** BEGIN **
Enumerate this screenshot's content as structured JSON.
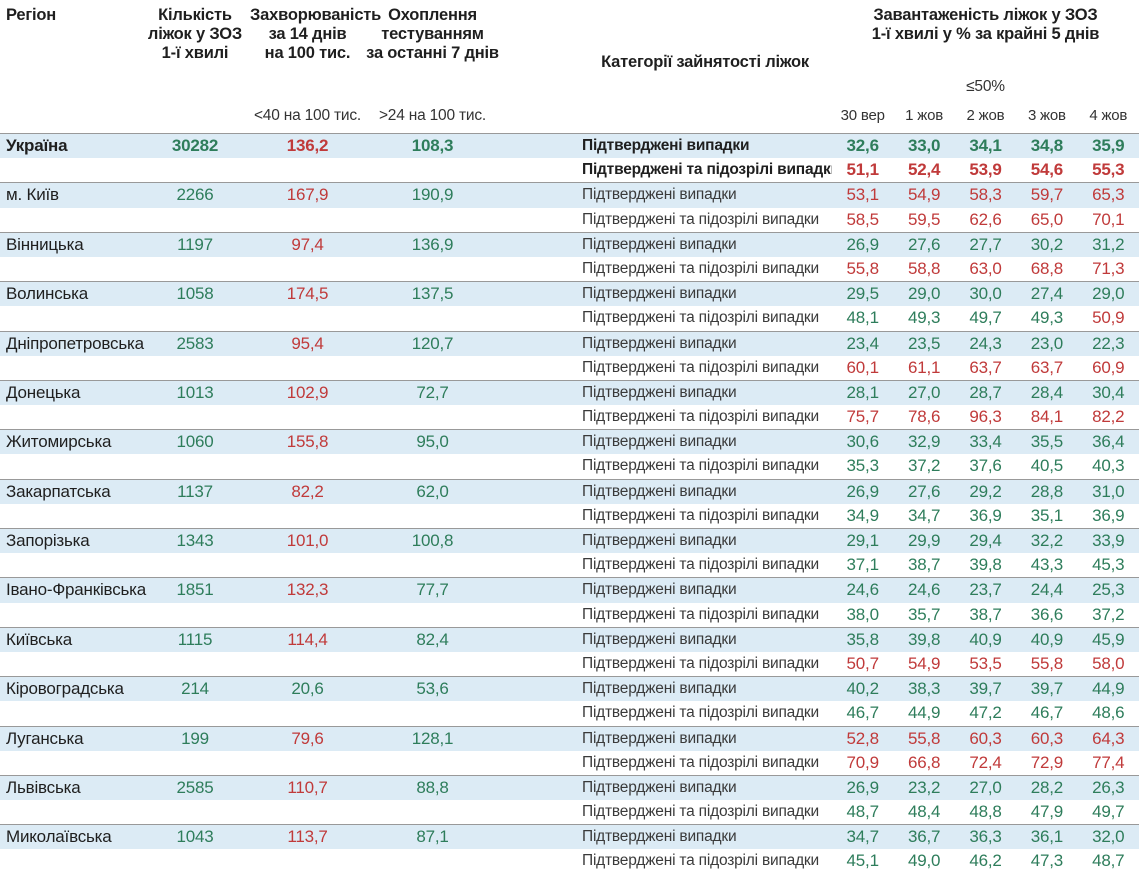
{
  "colors": {
    "green": "#2e7d5b",
    "red": "#c03a3a",
    "row_highlight": "#dcebf5",
    "separator": "#999999"
  },
  "chart_data": {
    "type": "table",
    "headers": {
      "region": "Регіон",
      "beds": "Кількість\nліжок у ЗОЗ\n1-ї хвилі",
      "incidence": "Захворюваність\nза 14 днів\nна 100 тис.",
      "testing": "Охоплення\nтестуванням\nза останні 7 днів",
      "categories": "Категорії зайнятості ліжок",
      "load": "Завантаженість ліжок у ЗОЗ\n1-ї хвилі у % за крайні 5 днів"
    },
    "thresholds": {
      "incidence_label": "<40 на 100 тис.",
      "testing_label": ">24 на 100 тис.",
      "load_label": "≤50%",
      "incidence": 40,
      "testing": 24,
      "load": 50
    },
    "dates": [
      "30 вер",
      "1 жов",
      "2 жов",
      "3 жов",
      "4 жов"
    ],
    "row_labels": {
      "confirmed": "Підтверджені випадки",
      "suspected": "Підтверджені та підозрілі випадки"
    },
    "regions": [
      {
        "name": "Україна",
        "bold": true,
        "beds": "30282",
        "incidence": "136,2",
        "testing": "108,3",
        "confirmed": [
          "32,6",
          "33,0",
          "34,1",
          "34,8",
          "35,9"
        ],
        "suspected": [
          "51,1",
          "52,4",
          "53,9",
          "54,6",
          "55,3"
        ]
      },
      {
        "name": "м. Київ",
        "bold": false,
        "beds": "2266",
        "incidence": "167,9",
        "testing": "190,9",
        "confirmed": [
          "53,1",
          "54,9",
          "58,3",
          "59,7",
          "65,3"
        ],
        "suspected": [
          "58,5",
          "59,5",
          "62,6",
          "65,0",
          "70,1"
        ]
      },
      {
        "name": "Вінницька",
        "bold": false,
        "beds": "1197",
        "incidence": "97,4",
        "testing": "136,9",
        "confirmed": [
          "26,9",
          "27,6",
          "27,7",
          "30,2",
          "31,2"
        ],
        "suspected": [
          "55,8",
          "58,8",
          "63,0",
          "68,8",
          "71,3"
        ]
      },
      {
        "name": "Волинська",
        "bold": false,
        "beds": "1058",
        "incidence": "174,5",
        "testing": "137,5",
        "confirmed": [
          "29,5",
          "29,0",
          "30,0",
          "27,4",
          "29,0"
        ],
        "suspected": [
          "48,1",
          "49,3",
          "49,7",
          "49,3",
          "50,9"
        ]
      },
      {
        "name": "Дніпропетровська",
        "bold": false,
        "beds": "2583",
        "incidence": "95,4",
        "testing": "120,7",
        "confirmed": [
          "23,4",
          "23,5",
          "24,3",
          "23,0",
          "22,3"
        ],
        "suspected": [
          "60,1",
          "61,1",
          "63,7",
          "63,7",
          "60,9"
        ]
      },
      {
        "name": "Донецька",
        "bold": false,
        "beds": "1013",
        "incidence": "102,9",
        "testing": "72,7",
        "confirmed": [
          "28,1",
          "27,0",
          "28,7",
          "28,4",
          "30,4"
        ],
        "suspected": [
          "75,7",
          "78,6",
          "96,3",
          "84,1",
          "82,2"
        ]
      },
      {
        "name": "Житомирська",
        "bold": false,
        "beds": "1060",
        "incidence": "155,8",
        "testing": "95,0",
        "confirmed": [
          "30,6",
          "32,9",
          "33,4",
          "35,5",
          "36,4"
        ],
        "suspected": [
          "35,3",
          "37,2",
          "37,6",
          "40,5",
          "40,3"
        ]
      },
      {
        "name": "Закарпатська",
        "bold": false,
        "beds": "1137",
        "incidence": "82,2",
        "testing": "62,0",
        "confirmed": [
          "26,9",
          "27,6",
          "29,2",
          "28,8",
          "31,0"
        ],
        "suspected": [
          "34,9",
          "34,7",
          "36,9",
          "35,1",
          "36,9"
        ]
      },
      {
        "name": "Запорізька",
        "bold": false,
        "beds": "1343",
        "incidence": "101,0",
        "testing": "100,8",
        "confirmed": [
          "29,1",
          "29,9",
          "29,4",
          "32,2",
          "33,9"
        ],
        "suspected": [
          "37,1",
          "38,7",
          "39,8",
          "43,3",
          "45,3"
        ]
      },
      {
        "name": "Івано-Франківська",
        "bold": false,
        "beds": "1851",
        "incidence": "132,3",
        "testing": "77,7",
        "confirmed": [
          "24,6",
          "24,6",
          "23,7",
          "24,4",
          "25,3"
        ],
        "suspected": [
          "38,0",
          "35,7",
          "38,7",
          "36,6",
          "37,2"
        ]
      },
      {
        "name": "Київська",
        "bold": false,
        "beds": "1115",
        "incidence": "114,4",
        "testing": "82,4",
        "confirmed": [
          "35,8",
          "39,8",
          "40,9",
          "40,9",
          "45,9"
        ],
        "suspected": [
          "50,7",
          "54,9",
          "53,5",
          "55,8",
          "58,0"
        ]
      },
      {
        "name": "Кіровоградська",
        "bold": false,
        "beds": "214",
        "incidence": "20,6",
        "testing": "53,6",
        "confirmed": [
          "40,2",
          "38,3",
          "39,7",
          "39,7",
          "44,9"
        ],
        "suspected": [
          "46,7",
          "44,9",
          "47,2",
          "46,7",
          "48,6"
        ]
      },
      {
        "name": "Луганська",
        "bold": false,
        "beds": "199",
        "incidence": "79,6",
        "testing": "128,1",
        "confirmed": [
          "52,8",
          "55,8",
          "60,3",
          "60,3",
          "64,3"
        ],
        "suspected": [
          "70,9",
          "66,8",
          "72,4",
          "72,9",
          "77,4"
        ]
      },
      {
        "name": "Львівська",
        "bold": false,
        "beds": "2585",
        "incidence": "110,7",
        "testing": "88,8",
        "confirmed": [
          "26,9",
          "23,2",
          "27,0",
          "28,2",
          "26,3"
        ],
        "suspected": [
          "48,7",
          "48,4",
          "48,8",
          "47,9",
          "49,7"
        ]
      },
      {
        "name": "Миколаївська",
        "bold": false,
        "beds": "1043",
        "incidence": "113,7",
        "testing": "87,1",
        "confirmed": [
          "34,7",
          "36,7",
          "36,3",
          "36,1",
          "32,0"
        ],
        "suspected": [
          "45,1",
          "49,0",
          "46,2",
          "47,3",
          "48,7"
        ]
      }
    ]
  }
}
** END **
▶ _Exercise directions_: Make an exact copy of the records shown above, without the pictures.

▶ _Answer to this exercise_:
Enumerate this screenshot's content as structured JSON.
{
  "colors": {
    "green": "#2e7d5b",
    "red": "#c03a3a",
    "row_highlight": "#dcebf5",
    "separator": "#999999"
  },
  "chart_data": {
    "type": "table",
    "headers": {
      "region": "Регіон",
      "beds": "Кількість\nліжок у ЗОЗ\n1-ї хвилі",
      "incidence": "Захворюваність\nза 14 днів\nна 100 тис.",
      "testing": "Охоплення\nтестуванням\nза останні 7 днів",
      "categories": "Категорії зайнятості ліжок",
      "load": "Завантаженість ліжок у ЗОЗ\n1-ї хвилі у % за крайні 5 днів"
    },
    "thresholds": {
      "incidence_label": "<40 на 100 тис.",
      "testing_label": ">24 на 100 тис.",
      "load_label": "≤50%",
      "incidence": 40,
      "testing": 24,
      "load": 50
    },
    "dates": [
      "30 вер",
      "1 жов",
      "2 жов",
      "3 жов",
      "4 жов"
    ],
    "row_labels": {
      "confirmed": "Підтверджені випадки",
      "suspected": "Підтверджені та підозрілі випадки"
    },
    "regions": [
      {
        "name": "Україна",
        "bold": true,
        "beds": "30282",
        "incidence": "136,2",
        "testing": "108,3",
        "confirmed": [
          "32,6",
          "33,0",
          "34,1",
          "34,8",
          "35,9"
        ],
        "suspected": [
          "51,1",
          "52,4",
          "53,9",
          "54,6",
          "55,3"
        ]
      },
      {
        "name": "м. Київ",
        "bold": false,
        "beds": "2266",
        "incidence": "167,9",
        "testing": "190,9",
        "confirmed": [
          "53,1",
          "54,9",
          "58,3",
          "59,7",
          "65,3"
        ],
        "suspected": [
          "58,5",
          "59,5",
          "62,6",
          "65,0",
          "70,1"
        ]
      },
      {
        "name": "Вінницька",
        "bold": false,
        "beds": "1197",
        "incidence": "97,4",
        "testing": "136,9",
        "confirmed": [
          "26,9",
          "27,6",
          "27,7",
          "30,2",
          "31,2"
        ],
        "suspected": [
          "55,8",
          "58,8",
          "63,0",
          "68,8",
          "71,3"
        ]
      },
      {
        "name": "Волинська",
        "bold": false,
        "beds": "1058",
        "incidence": "174,5",
        "testing": "137,5",
        "confirmed": [
          "29,5",
          "29,0",
          "30,0",
          "27,4",
          "29,0"
        ],
        "suspected": [
          "48,1",
          "49,3",
          "49,7",
          "49,3",
          "50,9"
        ]
      },
      {
        "name": "Дніпропетровська",
        "bold": false,
        "beds": "2583",
        "incidence": "95,4",
        "testing": "120,7",
        "confirmed": [
          "23,4",
          "23,5",
          "24,3",
          "23,0",
          "22,3"
        ],
        "suspected": [
          "60,1",
          "61,1",
          "63,7",
          "63,7",
          "60,9"
        ]
      },
      {
        "name": "Донецька",
        "bold": false,
        "beds": "1013",
        "incidence": "102,9",
        "testing": "72,7",
        "confirmed": [
          "28,1",
          "27,0",
          "28,7",
          "28,4",
          "30,4"
        ],
        "suspected": [
          "75,7",
          "78,6",
          "96,3",
          "84,1",
          "82,2"
        ]
      },
      {
        "name": "Житомирська",
        "bold": false,
        "beds": "1060",
        "incidence": "155,8",
        "testing": "95,0",
        "confirmed": [
          "30,6",
          "32,9",
          "33,4",
          "35,5",
          "36,4"
        ],
        "suspected": [
          "35,3",
          "37,2",
          "37,6",
          "40,5",
          "40,3"
        ]
      },
      {
        "name": "Закарпатська",
        "bold": false,
        "beds": "1137",
        "incidence": "82,2",
        "testing": "62,0",
        "confirmed": [
          "26,9",
          "27,6",
          "29,2",
          "28,8",
          "31,0"
        ],
        "suspected": [
          "34,9",
          "34,7",
          "36,9",
          "35,1",
          "36,9"
        ]
      },
      {
        "name": "Запорізька",
        "bold": false,
        "beds": "1343",
        "incidence": "101,0",
        "testing": "100,8",
        "confirmed": [
          "29,1",
          "29,9",
          "29,4",
          "32,2",
          "33,9"
        ],
        "suspected": [
          "37,1",
          "38,7",
          "39,8",
          "43,3",
          "45,3"
        ]
      },
      {
        "name": "Івано-Франківська",
        "bold": false,
        "beds": "1851",
        "incidence": "132,3",
        "testing": "77,7",
        "confirmed": [
          "24,6",
          "24,6",
          "23,7",
          "24,4",
          "25,3"
        ],
        "suspected": [
          "38,0",
          "35,7",
          "38,7",
          "36,6",
          "37,2"
        ]
      },
      {
        "name": "Київська",
        "bold": false,
        "beds": "1115",
        "incidence": "114,4",
        "testing": "82,4",
        "confirmed": [
          "35,8",
          "39,8",
          "40,9",
          "40,9",
          "45,9"
        ],
        "suspected": [
          "50,7",
          "54,9",
          "53,5",
          "55,8",
          "58,0"
        ]
      },
      {
        "name": "Кіровоградська",
        "bold": false,
        "beds": "214",
        "incidence": "20,6",
        "testing": "53,6",
        "confirmed": [
          "40,2",
          "38,3",
          "39,7",
          "39,7",
          "44,9"
        ],
        "suspected": [
          "46,7",
          "44,9",
          "47,2",
          "46,7",
          "48,6"
        ]
      },
      {
        "name": "Луганська",
        "bold": false,
        "beds": "199",
        "incidence": "79,6",
        "testing": "128,1",
        "confirmed": [
          "52,8",
          "55,8",
          "60,3",
          "60,3",
          "64,3"
        ],
        "suspected": [
          "70,9",
          "66,8",
          "72,4",
          "72,9",
          "77,4"
        ]
      },
      {
        "name": "Львівська",
        "bold": false,
        "beds": "2585",
        "incidence": "110,7",
        "testing": "88,8",
        "confirmed": [
          "26,9",
          "23,2",
          "27,0",
          "28,2",
          "26,3"
        ],
        "suspected": [
          "48,7",
          "48,4",
          "48,8",
          "47,9",
          "49,7"
        ]
      },
      {
        "name": "Миколаївська",
        "bold": false,
        "beds": "1043",
        "incidence": "113,7",
        "testing": "87,1",
        "confirmed": [
          "34,7",
          "36,7",
          "36,3",
          "36,1",
          "32,0"
        ],
        "suspected": [
          "45,1",
          "49,0",
          "46,2",
          "47,3",
          "48,7"
        ]
      }
    ]
  }
}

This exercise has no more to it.